Requirement: Reproduce the records. Keep every word exact and include no images.

##### Exercise material

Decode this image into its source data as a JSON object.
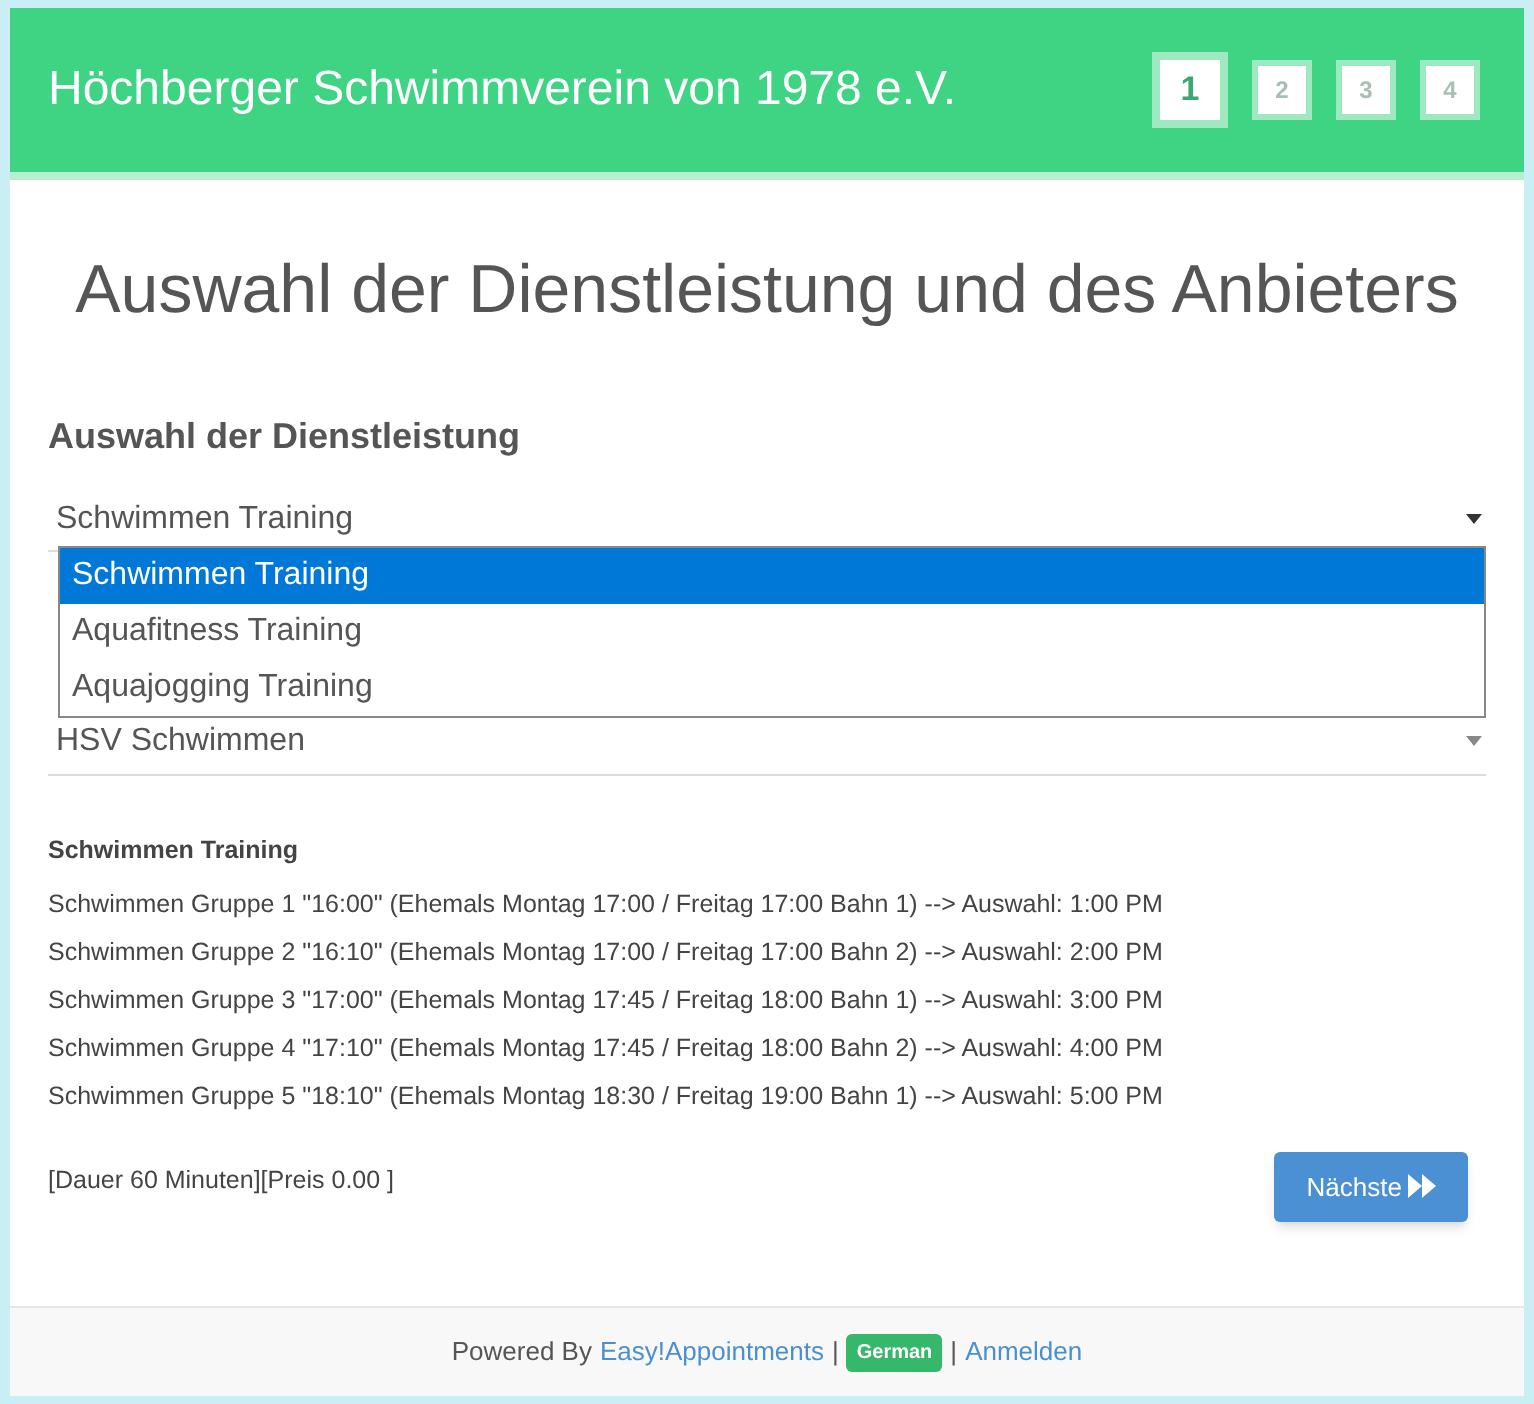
{
  "header": {
    "title": "Höchberger Schwimmverein von 1978 e.V.",
    "steps": [
      {
        "label": "1",
        "selected": true
      },
      {
        "label": "2",
        "selected": false
      },
      {
        "label": "3",
        "selected": false
      },
      {
        "label": "4",
        "selected": false
      }
    ]
  },
  "page_title": "Auswahl der Dienstleistung und des Anbieters",
  "service": {
    "heading": "Auswahl der Dienstleistung",
    "value": "Schwimmen Training",
    "options": [
      {
        "label": "Schwimmen Training",
        "selected": true
      },
      {
        "label": "Aquafitness Training",
        "selected": false
      },
      {
        "label": "Aquajogging Training",
        "selected": false
      }
    ]
  },
  "provider": {
    "value": "HSV Schwimmen"
  },
  "details": {
    "title": "Schwimmen Training",
    "lines": [
      "Schwimmen Gruppe 1 \"16:00\" (Ehemals Montag 17:00 / Freitag 17:00 Bahn 1) --> Auswahl: 1:00 PM",
      "Schwimmen Gruppe 2 \"16:10\" (Ehemals Montag 17:00 / Freitag 17:00 Bahn 2) --> Auswahl: 2:00 PM",
      "Schwimmen Gruppe 3 \"17:00\" (Ehemals Montag 17:45 / Freitag 18:00 Bahn 1) --> Auswahl: 3:00 PM",
      "Schwimmen Gruppe 4 \"17:10\" (Ehemals Montag 17:45 / Freitag 18:00 Bahn 2) --> Auswahl: 4:00 PM",
      "Schwimmen Gruppe 5 \"18:10\" (Ehemals Montag 18:30 / Freitag 19:00 Bahn 1) --> Auswahl: 5:00 PM"
    ],
    "duration_price": "[Dauer 60 Minuten][Preis 0.00 ]"
  },
  "next_button": {
    "label": "Nächste"
  },
  "footer": [
    {
      "kind": "text",
      "text": "Powered By"
    },
    {
      "kind": "link",
      "text": "Easy!Appointments"
    },
    {
      "kind": "text",
      "text": "|"
    },
    {
      "kind": "badge",
      "text": "German"
    },
    {
      "kind": "text",
      "text": "|"
    },
    {
      "kind": "link",
      "text": "Anmelden"
    }
  ]
}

##########

The response:
Decode this image into its source data as a JSON object.
{
  "header": {
    "title": "Höchberger Schwimmverein von 1978 e.V.",
    "steps": [
      {
        "label": "1",
        "selected": true
      },
      {
        "label": "2",
        "selected": false
      },
      {
        "label": "3",
        "selected": false
      },
      {
        "label": "4",
        "selected": false
      }
    ]
  },
  "page_title": "Auswahl der Dienstleistung und des Anbieters",
  "service": {
    "heading": "Auswahl der Dienstleistung",
    "value": "Schwimmen Training",
    "options": [
      {
        "label": "Schwimmen Training",
        "selected": true
      },
      {
        "label": "Aquafitness Training",
        "selected": false
      },
      {
        "label": "Aquajogging Training",
        "selected": false
      }
    ]
  },
  "provider": {
    "value": "HSV Schwimmen"
  },
  "details": {
    "title": "Schwimmen Training",
    "lines": [
      "Schwimmen Gruppe 1 \"16:00\" (Ehemals Montag 17:00 / Freitag 17:00 Bahn 1) --> Auswahl: 1:00 PM",
      "Schwimmen Gruppe 2 \"16:10\" (Ehemals Montag 17:00 / Freitag 17:00 Bahn 2) --> Auswahl: 2:00 PM",
      "Schwimmen Gruppe 3 \"17:00\" (Ehemals Montag 17:45 / Freitag 18:00 Bahn 1) --> Auswahl: 3:00 PM",
      "Schwimmen Gruppe 4 \"17:10\" (Ehemals Montag 17:45 / Freitag 18:00 Bahn 2) --> Auswahl: 4:00 PM",
      "Schwimmen Gruppe 5 \"18:10\" (Ehemals Montag 18:30 / Freitag 19:00 Bahn 1) --> Auswahl: 5:00 PM"
    ],
    "duration_price": "[Dauer 60 Minuten][Preis 0.00 ]"
  },
  "next_button": {
    "label": "Nächste"
  },
  "footer": [
    {
      "kind": "text",
      "text": "Powered By"
    },
    {
      "kind": "link",
      "text": "Easy!Appointments"
    },
    {
      "kind": "text",
      "text": "|"
    },
    {
      "kind": "badge",
      "text": "German"
    },
    {
      "kind": "text",
      "text": "|"
    },
    {
      "kind": "link",
      "text": "Anmelden"
    }
  ]
}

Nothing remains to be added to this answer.